**DO THIS**
Copy out the listing that follows, exact in every word, and skip the images.

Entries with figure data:
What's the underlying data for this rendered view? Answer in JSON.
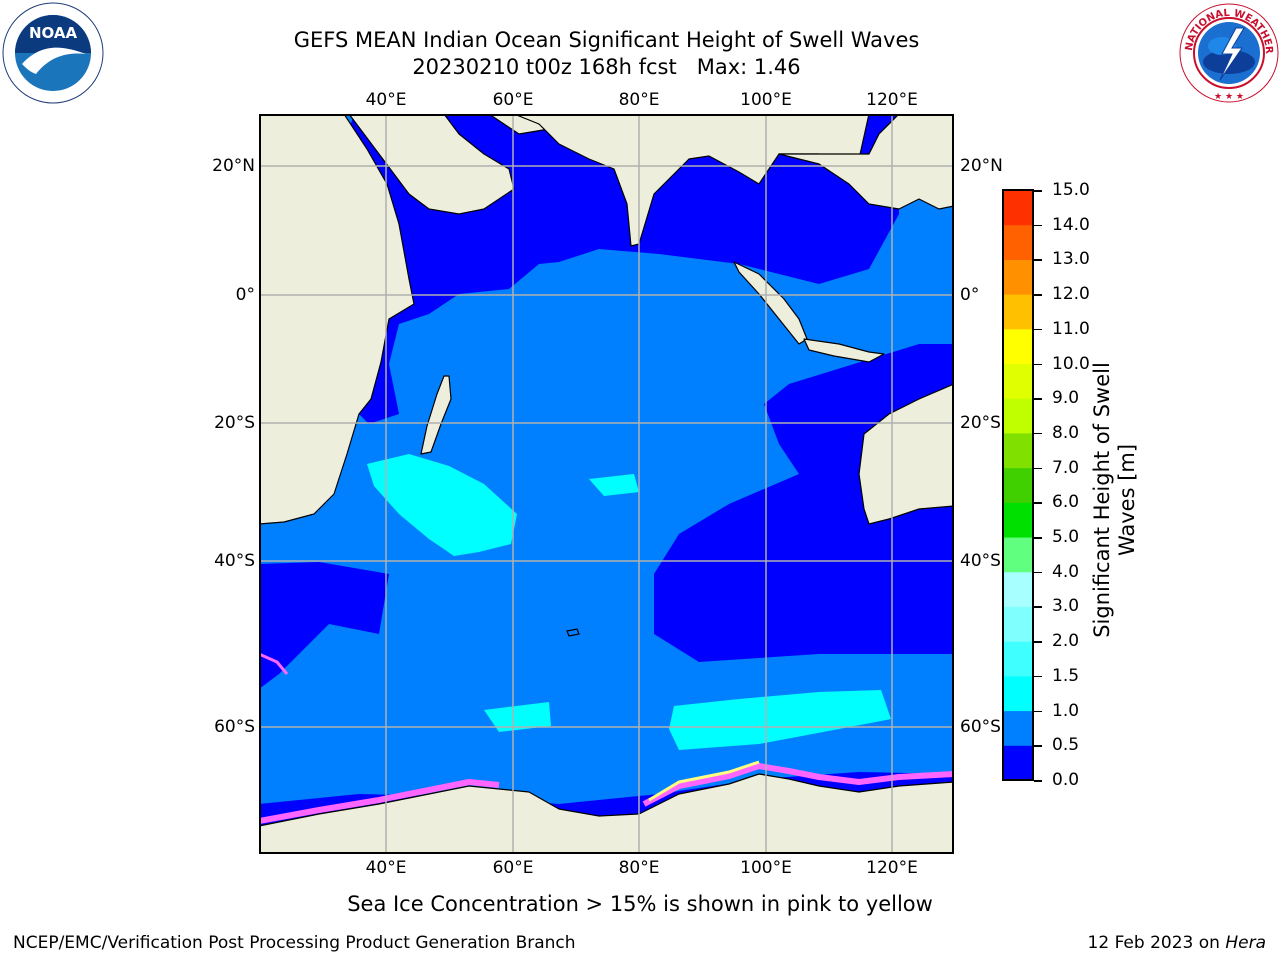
{
  "title": {
    "line1": "GEFS MEAN Indian Ocean Significant Height of Swell Waves",
    "line2": "20230210 t00z 168h fcst   Max: 1.46"
  },
  "logos": {
    "left": {
      "icon": "noaa-logo",
      "text": "NOAA",
      "ring_text": "NATIONAL OCEANIC AND ATMOSPHERIC ADMINISTRATION · U.S. DEPARTMENT OF COMMERCE"
    },
    "right": {
      "icon": "national-weather-service-logo",
      "ring_text": "NATIONAL WEATHER SERVICE"
    }
  },
  "map": {
    "lon_labels": [
      "40°E",
      "60°E",
      "80°E",
      "100°E",
      "120°E"
    ],
    "lat_labels": [
      "20°N",
      "0°",
      "20°S",
      "40°S",
      "60°S"
    ],
    "colors": {
      "land": "#eeeedd",
      "ocean_low": "#0000ff",
      "ocean_mid": "#0080ff",
      "ocean_high": "#00ffff",
      "grid": "#b0b0b0",
      "sea_ice": "#ff66ff"
    }
  },
  "colorbar": {
    "label": "Significant Height of Swell\nWaves [m]",
    "ticks": [
      "0.0",
      "0.5",
      "1.0",
      "1.5",
      "2.0",
      "3.0",
      "4.0",
      "5.0",
      "6.0",
      "7.0",
      "8.0",
      "9.0",
      "10.0",
      "11.0",
      "12.0",
      "13.0",
      "14.0",
      "15.0"
    ],
    "colors": [
      "#0000ff",
      "#0080ff",
      "#00ffff",
      "#40ffff",
      "#80ffff",
      "#a8ffff",
      "#60ff80",
      "#00e000",
      "#40d000",
      "#80e000",
      "#c0ff00",
      "#e0ff00",
      "#ffff00",
      "#ffc000",
      "#ff9000",
      "#ff6000",
      "#ff3000",
      "#ff0000"
    ]
  },
  "caption": "Sea Ice Concentration > 15% is shown in pink to yellow",
  "footer": {
    "left": "NCEP/EMC/Verification Post Processing Product Generation Branch",
    "date": "12 Feb 2023 on ",
    "host": "Hera"
  }
}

**RESULT FOR THIS EXERCISE**
What's the underlying data for this rendered view? Answer in JSON.
{
  "title": {
    "line1": "GEFS MEAN Indian Ocean Significant Height of Swell Waves",
    "line2": "20230210 t00z 168h fcst   Max: 1.46"
  },
  "logos": {
    "left": {
      "icon": "noaa-logo",
      "text": "NOAA",
      "ring_text": "NATIONAL OCEANIC AND ATMOSPHERIC ADMINISTRATION · U.S. DEPARTMENT OF COMMERCE"
    },
    "right": {
      "icon": "national-weather-service-logo",
      "ring_text": "NATIONAL WEATHER SERVICE"
    }
  },
  "map": {
    "lon_labels": [
      "40°E",
      "60°E",
      "80°E",
      "100°E",
      "120°E"
    ],
    "lat_labels": [
      "20°N",
      "0°",
      "20°S",
      "40°S",
      "60°S"
    ],
    "colors": {
      "land": "#eeeedd",
      "ocean_low": "#0000ff",
      "ocean_mid": "#0080ff",
      "ocean_high": "#00ffff",
      "grid": "#b0b0b0",
      "sea_ice": "#ff66ff"
    }
  },
  "colorbar": {
    "label": "Significant Height of Swell\nWaves [m]",
    "ticks": [
      "0.0",
      "0.5",
      "1.0",
      "1.5",
      "2.0",
      "3.0",
      "4.0",
      "5.0",
      "6.0",
      "7.0",
      "8.0",
      "9.0",
      "10.0",
      "11.0",
      "12.0",
      "13.0",
      "14.0",
      "15.0"
    ],
    "colors": [
      "#0000ff",
      "#0080ff",
      "#00ffff",
      "#40ffff",
      "#80ffff",
      "#a8ffff",
      "#60ff80",
      "#00e000",
      "#40d000",
      "#80e000",
      "#c0ff00",
      "#e0ff00",
      "#ffff00",
      "#ffc000",
      "#ff9000",
      "#ff6000",
      "#ff3000",
      "#ff0000"
    ]
  },
  "caption": "Sea Ice Concentration > 15% is shown in pink to yellow",
  "footer": {
    "left": "NCEP/EMC/Verification Post Processing Product Generation Branch",
    "date": "12 Feb 2023 on ",
    "host": "Hera"
  }
}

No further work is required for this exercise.